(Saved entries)
** START **
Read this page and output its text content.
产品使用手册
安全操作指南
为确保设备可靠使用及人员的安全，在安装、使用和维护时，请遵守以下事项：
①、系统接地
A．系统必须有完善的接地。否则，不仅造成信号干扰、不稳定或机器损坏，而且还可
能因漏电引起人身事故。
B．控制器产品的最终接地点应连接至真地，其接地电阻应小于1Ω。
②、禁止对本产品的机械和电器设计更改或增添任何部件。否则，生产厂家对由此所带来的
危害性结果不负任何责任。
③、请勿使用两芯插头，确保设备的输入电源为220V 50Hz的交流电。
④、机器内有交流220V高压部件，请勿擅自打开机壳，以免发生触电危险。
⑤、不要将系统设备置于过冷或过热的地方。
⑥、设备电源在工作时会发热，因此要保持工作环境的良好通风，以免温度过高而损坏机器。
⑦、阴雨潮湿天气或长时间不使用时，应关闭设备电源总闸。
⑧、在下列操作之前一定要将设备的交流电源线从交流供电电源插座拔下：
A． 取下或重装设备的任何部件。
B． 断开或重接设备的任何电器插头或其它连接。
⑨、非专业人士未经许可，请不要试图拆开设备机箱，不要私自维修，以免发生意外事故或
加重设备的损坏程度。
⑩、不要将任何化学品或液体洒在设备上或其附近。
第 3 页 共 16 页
** END **
Description of the task: Every entry should be printed again exactly as it stands.

Final answer:
Read this page and output its text content.
产品使用手册
安全操作指南
为确保设备可靠使用及人员的安全，在安装、使用和维护时，请遵守以下事项：
①、系统接地
A．系统必须有完善的接地。否则，不仅造成信号干扰、不稳定或机器损坏，而且还可
能因漏电引起人身事故。
B．控制器产品的最终接地点应连接至真地，其接地电阻应小于1Ω。
②、禁止对本产品的机械和电器设计更改或增添任何部件。否则，生产厂家对由此所带来的
危害性结果不负任何责任。
③、请勿使用两芯插头，确保设备的输入电源为220V 50Hz的交流电。
④、机器内有交流220V高压部件，请勿擅自打开机壳，以免发生触电危险。
⑤、不要将系统设备置于过冷或过热的地方。
⑥、设备电源在工作时会发热，因此要保持工作环境的良好通风，以免温度过高而损坏机器。
⑦、阴雨潮湿天气或长时间不使用时，应关闭设备电源总闸。
⑧、在下列操作之前一定要将设备的交流电源线从交流供电电源插座拔下：
A． 取下或重装设备的任何部件。
B． 断开或重接设备的任何电器插头或其它连接。
⑨、非专业人士未经许可，请不要试图拆开设备机箱，不要私自维修，以免发生意外事故或
加重设备的损坏程度。
⑩、不要将任何化学品或液体洒在设备上或其附近。
第 3 页 共 16 页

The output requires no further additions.